| Brief |
Track down each line that has the word "Scoutmaster" and copy it.

━━━ Dataset excerpts

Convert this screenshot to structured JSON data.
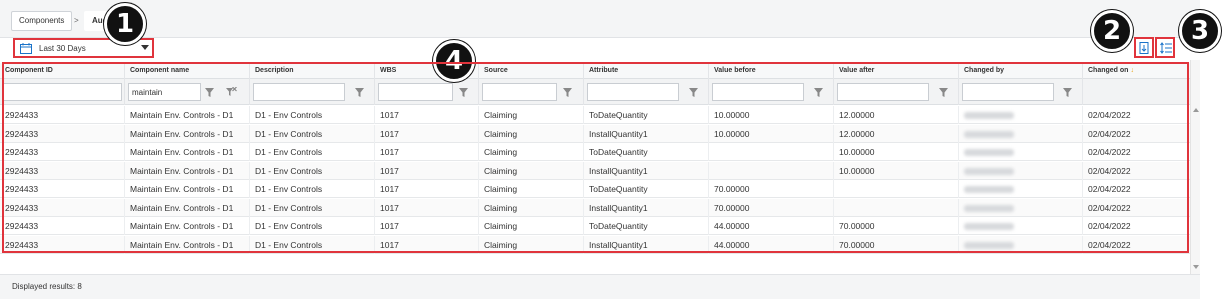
{
  "breadcrumb": {
    "root": "Components",
    "separator": ">",
    "current": "Audit"
  },
  "date_filter": {
    "label": "Last 30 Days"
  },
  "callouts": [
    "1",
    "2",
    "3",
    "4"
  ],
  "columns": [
    {
      "label": "Component ID"
    },
    {
      "label": "Component name"
    },
    {
      "label": "Description"
    },
    {
      "label": "WBS"
    },
    {
      "label": "Source"
    },
    {
      "label": "Attribute"
    },
    {
      "label": "Value before"
    },
    {
      "label": "Value after"
    },
    {
      "label": "Changed by"
    },
    {
      "label": "Changed on"
    }
  ],
  "sort_indicator": "↓",
  "filters": {
    "component_name": "maintain"
  },
  "rows": [
    [
      "2924433",
      "Maintain Env. Controls - D1",
      "D1 - Env Controls",
      "1017",
      "Claiming",
      "ToDateQuantity",
      "10.00000",
      "12.00000",
      "02/04/2022"
    ],
    [
      "2924433",
      "Maintain Env. Controls - D1",
      "D1 - Env Controls",
      "1017",
      "Claiming",
      "InstallQuantity1",
      "10.00000",
      "12.00000",
      "02/04/2022"
    ],
    [
      "2924433",
      "Maintain Env. Controls - D1",
      "D1 - Env Controls",
      "1017",
      "Claiming",
      "ToDateQuantity",
      "",
      "10.00000",
      "02/04/2022"
    ],
    [
      "2924433",
      "Maintain Env. Controls - D1",
      "D1 - Env Controls",
      "1017",
      "Claiming",
      "InstallQuantity1",
      "",
      "10.00000",
      "02/04/2022"
    ],
    [
      "2924433",
      "Maintain Env. Controls - D1",
      "D1 - Env Controls",
      "1017",
      "Claiming",
      "ToDateQuantity",
      "70.00000",
      "",
      "02/04/2022"
    ],
    [
      "2924433",
      "Maintain Env. Controls - D1",
      "D1 - Env Controls",
      "1017",
      "Claiming",
      "InstallQuantity1",
      "70.00000",
      "",
      "02/04/2022"
    ],
    [
      "2924433",
      "Maintain Env. Controls - D1",
      "D1 - Env Controls",
      "1017",
      "Claiming",
      "ToDateQuantity",
      "44.00000",
      "70.00000",
      "02/04/2022"
    ],
    [
      "2924433",
      "Maintain Env. Controls - D1",
      "D1 - Env Controls",
      "1017",
      "Claiming",
      "InstallQuantity1",
      "44.00000",
      "70.00000",
      "02/04/2022"
    ]
  ],
  "footer": {
    "label": "Displayed results: 8"
  },
  "colors": {
    "highlight": "#e0343c",
    "accent": "#1a73c9",
    "sort": "#e8a317"
  },
  "icons": [
    "calendar-icon",
    "caret-down-icon",
    "export-icon",
    "column-settings-icon",
    "filter-icon",
    "clear-filter-icon"
  ]
}
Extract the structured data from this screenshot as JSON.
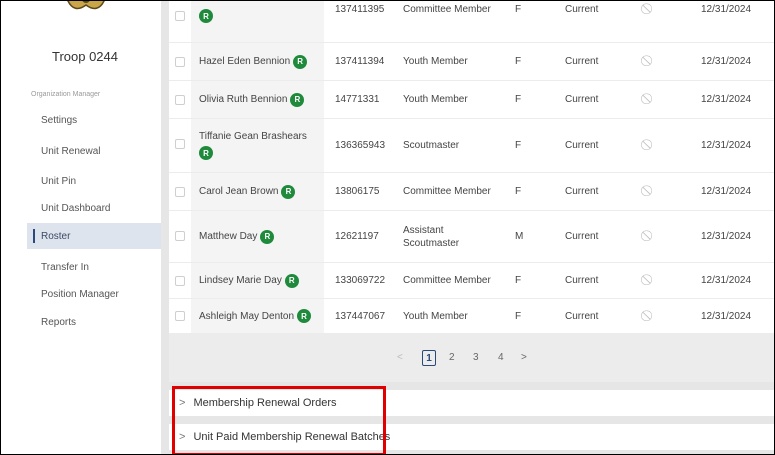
{
  "sidebar": {
    "troop_name": "Troop 0244",
    "section_label": "Organization Manager",
    "items": [
      {
        "label": "Settings",
        "active": false
      },
      {
        "label": "Unit Renewal",
        "active": false
      },
      {
        "label": "Unit Pin",
        "active": false
      },
      {
        "label": "Unit Dashboard",
        "active": false
      },
      {
        "label": "Roster",
        "active": true
      },
      {
        "label": "Transfer In",
        "active": false
      },
      {
        "label": "Position Manager",
        "active": false
      },
      {
        "label": "Reports",
        "active": false
      }
    ]
  },
  "roster": {
    "rows": [
      {
        "name": "",
        "id": "137411395",
        "position": "Committee Member",
        "gender": "F",
        "status": "Current",
        "expires": "12/31/2024",
        "badge": "R"
      },
      {
        "name": "Hazel Eden Bennion",
        "id": "137411394",
        "position": "Youth Member",
        "gender": "F",
        "status": "Current",
        "expires": "12/31/2024",
        "badge": "R"
      },
      {
        "name": "Olivia Ruth Bennion",
        "id": "14771331",
        "position": "Youth Member",
        "gender": "F",
        "status": "Current",
        "expires": "12/31/2024",
        "badge": "R"
      },
      {
        "name": "Tiffanie Gean Brashears",
        "id": "136365943",
        "position": "Scoutmaster",
        "gender": "F",
        "status": "Current",
        "expires": "12/31/2024",
        "badge": "R"
      },
      {
        "name": "Carol Jean Brown",
        "id": "13806175",
        "position": "Committee Member",
        "gender": "F",
        "status": "Current",
        "expires": "12/31/2024",
        "badge": "R"
      },
      {
        "name": "Matthew Day",
        "id": "12621197",
        "position": "Assistant Scoutmaster",
        "gender": "M",
        "status": "Current",
        "expires": "12/31/2024",
        "badge": "R"
      },
      {
        "name": "Lindsey Marie Day",
        "id": "133069722",
        "position": "Committee Member",
        "gender": "F",
        "status": "Current",
        "expires": "12/31/2024",
        "badge": "R"
      },
      {
        "name": "Ashleigh May Denton",
        "id": "137447067",
        "position": "Youth Member",
        "gender": "F",
        "status": "Current",
        "expires": "12/31/2024",
        "badge": "R"
      }
    ]
  },
  "pagination": {
    "prev": "<",
    "next": ">",
    "pages": [
      "1",
      "2",
      "3",
      "4"
    ],
    "current": "1"
  },
  "panels": {
    "orders": {
      "chevron": ">",
      "label": "Membership Renewal Orders"
    },
    "batches": {
      "chevron": ">",
      "label": "Unit Paid Membership Renewal Batches"
    }
  },
  "colors": {
    "badge": "#1f8a3c",
    "highlight": "#e00000",
    "active_nav": "#dde4ee"
  },
  "icons": {
    "status_icon": "ban-icon",
    "expand_icon": "chevron-right-icon"
  }
}
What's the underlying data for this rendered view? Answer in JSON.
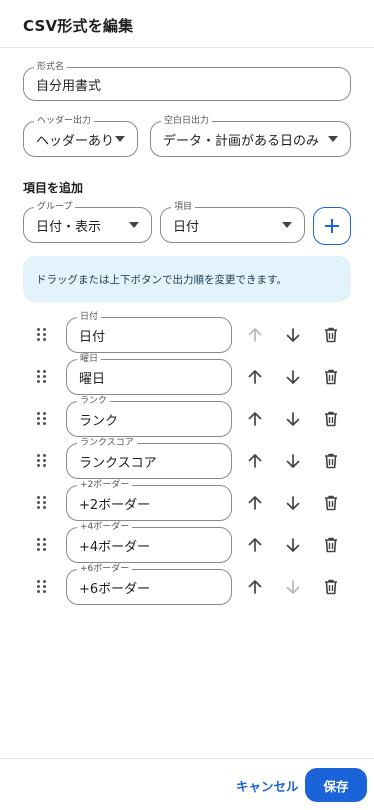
{
  "dialog": {
    "title": "CSV形式を編集"
  },
  "format_name": {
    "label": "形式名",
    "value": "自分用書式"
  },
  "header_output": {
    "label": "ヘッダー出力",
    "value": "ヘッダーあり"
  },
  "blank_day_output": {
    "label": "空白日出力",
    "value": "データ・計画がある日のみ"
  },
  "add_item": {
    "section_label": "項目を追加",
    "group": {
      "label": "グループ",
      "value": "日付・表示"
    },
    "item": {
      "label": "項目",
      "value": "日付"
    },
    "add_button_icon": "plus-icon"
  },
  "info_text": "ドラッグまたは上下ボタンで出力順を変更できます。",
  "columns": [
    {
      "label": "日付",
      "value": "日付",
      "up_enabled": false,
      "down_enabled": true
    },
    {
      "label": "曜日",
      "value": "曜日",
      "up_enabled": true,
      "down_enabled": true
    },
    {
      "label": "ランク",
      "value": "ランク",
      "up_enabled": true,
      "down_enabled": true
    },
    {
      "label": "ランクスコア",
      "value": "ランクスコア",
      "up_enabled": true,
      "down_enabled": true
    },
    {
      "label": "+2ボーダー",
      "value": "+2ボーダー",
      "up_enabled": true,
      "down_enabled": true
    },
    {
      "label": "+4ボーダー",
      "value": "+4ボーダー",
      "up_enabled": true,
      "down_enabled": true
    },
    {
      "label": "+6ボーダー",
      "value": "+6ボーダー",
      "up_enabled": true,
      "down_enabled": false
    }
  ],
  "footer": {
    "cancel_label": "キャンセル",
    "save_label": "保存"
  },
  "colors": {
    "accent": "#1a63d8",
    "info_bg": "#e3f3fb",
    "icon": "#444444",
    "icon_disabled": "#b8b8b8"
  },
  "icons": {
    "drag": "drag-handle-icon",
    "up": "arrow-up-icon",
    "down": "arrow-down-icon",
    "delete": "trash-icon",
    "dropdown": "caret-down-icon"
  }
}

━━━━━━

| Reply |
        "position": "Scoutmaster",
        "position": "Assistant Scoutmaster",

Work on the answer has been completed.